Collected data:
━━━━━━━━━━━━━━━━━━━━

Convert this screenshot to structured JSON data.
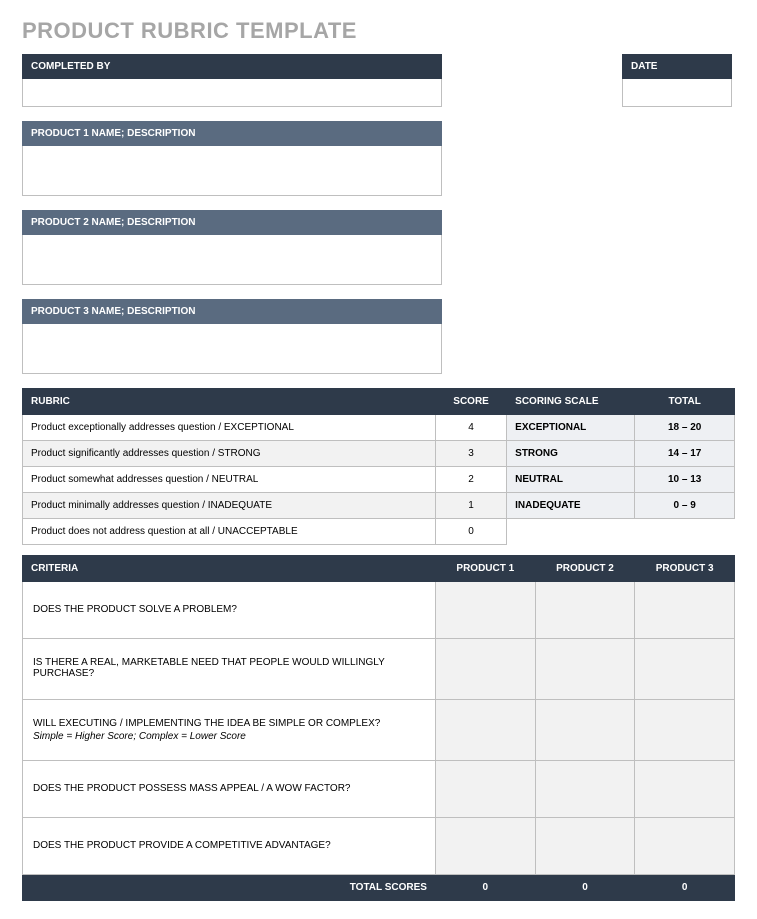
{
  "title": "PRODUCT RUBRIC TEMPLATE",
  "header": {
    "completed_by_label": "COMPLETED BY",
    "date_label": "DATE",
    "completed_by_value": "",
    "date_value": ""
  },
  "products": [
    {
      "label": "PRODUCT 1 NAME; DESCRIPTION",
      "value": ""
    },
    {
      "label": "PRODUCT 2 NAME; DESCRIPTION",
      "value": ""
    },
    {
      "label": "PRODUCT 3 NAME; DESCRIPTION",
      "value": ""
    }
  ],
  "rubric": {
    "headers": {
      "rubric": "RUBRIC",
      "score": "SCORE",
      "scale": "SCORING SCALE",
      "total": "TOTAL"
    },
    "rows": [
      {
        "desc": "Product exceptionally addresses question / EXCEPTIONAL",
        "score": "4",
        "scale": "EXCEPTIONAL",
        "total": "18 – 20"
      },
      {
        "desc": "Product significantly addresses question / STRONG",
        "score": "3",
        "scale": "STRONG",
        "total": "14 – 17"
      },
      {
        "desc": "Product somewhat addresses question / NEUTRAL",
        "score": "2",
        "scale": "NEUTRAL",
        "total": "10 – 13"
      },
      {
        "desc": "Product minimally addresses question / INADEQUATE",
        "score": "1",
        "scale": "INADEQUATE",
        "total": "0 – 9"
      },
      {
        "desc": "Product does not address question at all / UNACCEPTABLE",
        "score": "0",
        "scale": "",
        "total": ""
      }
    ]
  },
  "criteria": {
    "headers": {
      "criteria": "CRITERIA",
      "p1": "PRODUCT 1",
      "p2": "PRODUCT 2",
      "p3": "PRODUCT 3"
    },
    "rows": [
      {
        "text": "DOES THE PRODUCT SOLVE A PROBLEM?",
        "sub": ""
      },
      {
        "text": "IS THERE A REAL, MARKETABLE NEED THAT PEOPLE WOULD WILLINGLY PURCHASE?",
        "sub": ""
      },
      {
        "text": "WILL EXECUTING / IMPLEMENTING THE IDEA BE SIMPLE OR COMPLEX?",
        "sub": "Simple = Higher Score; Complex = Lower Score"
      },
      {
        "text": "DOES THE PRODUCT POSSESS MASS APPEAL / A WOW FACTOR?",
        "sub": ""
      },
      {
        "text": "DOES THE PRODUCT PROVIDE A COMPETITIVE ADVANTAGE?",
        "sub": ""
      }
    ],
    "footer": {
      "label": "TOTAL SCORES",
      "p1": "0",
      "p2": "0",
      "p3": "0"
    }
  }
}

━━━━━━━━━━━━━━━━━━━━

GOAL:
Copy all the entries word for word. Omit any pictures.

CORRECT OUTPUT:
Convert this screenshot to structured JSON data.
{
  "title": "PRODUCT RUBRIC TEMPLATE",
  "header": {
    "completed_by_label": "COMPLETED BY",
    "date_label": "DATE",
    "completed_by_value": "",
    "date_value": ""
  },
  "products": [
    {
      "label": "PRODUCT 1 NAME; DESCRIPTION",
      "value": ""
    },
    {
      "label": "PRODUCT 2 NAME; DESCRIPTION",
      "value": ""
    },
    {
      "label": "PRODUCT 3 NAME; DESCRIPTION",
      "value": ""
    }
  ],
  "rubric": {
    "headers": {
      "rubric": "RUBRIC",
      "score": "SCORE",
      "scale": "SCORING SCALE",
      "total": "TOTAL"
    },
    "rows": [
      {
        "desc": "Product exceptionally addresses question / EXCEPTIONAL",
        "score": "4",
        "scale": "EXCEPTIONAL",
        "total": "18 – 20"
      },
      {
        "desc": "Product significantly addresses question / STRONG",
        "score": "3",
        "scale": "STRONG",
        "total": "14 – 17"
      },
      {
        "desc": "Product somewhat addresses question / NEUTRAL",
        "score": "2",
        "scale": "NEUTRAL",
        "total": "10 – 13"
      },
      {
        "desc": "Product minimally addresses question / INADEQUATE",
        "score": "1",
        "scale": "INADEQUATE",
        "total": "0 – 9"
      },
      {
        "desc": "Product does not address question at all / UNACCEPTABLE",
        "score": "0",
        "scale": "",
        "total": ""
      }
    ]
  },
  "criteria": {
    "headers": {
      "criteria": "CRITERIA",
      "p1": "PRODUCT 1",
      "p2": "PRODUCT 2",
      "p3": "PRODUCT 3"
    },
    "rows": [
      {
        "text": "DOES THE PRODUCT SOLVE A PROBLEM?",
        "sub": ""
      },
      {
        "text": "IS THERE A REAL, MARKETABLE NEED THAT PEOPLE WOULD WILLINGLY PURCHASE?",
        "sub": ""
      },
      {
        "text": "WILL EXECUTING / IMPLEMENTING THE IDEA BE SIMPLE OR COMPLEX?",
        "sub": "Simple = Higher Score; Complex = Lower Score"
      },
      {
        "text": "DOES THE PRODUCT POSSESS MASS APPEAL / A WOW FACTOR?",
        "sub": ""
      },
      {
        "text": "DOES THE PRODUCT PROVIDE A COMPETITIVE ADVANTAGE?",
        "sub": ""
      }
    ],
    "footer": {
      "label": "TOTAL SCORES",
      "p1": "0",
      "p2": "0",
      "p3": "0"
    }
  }
}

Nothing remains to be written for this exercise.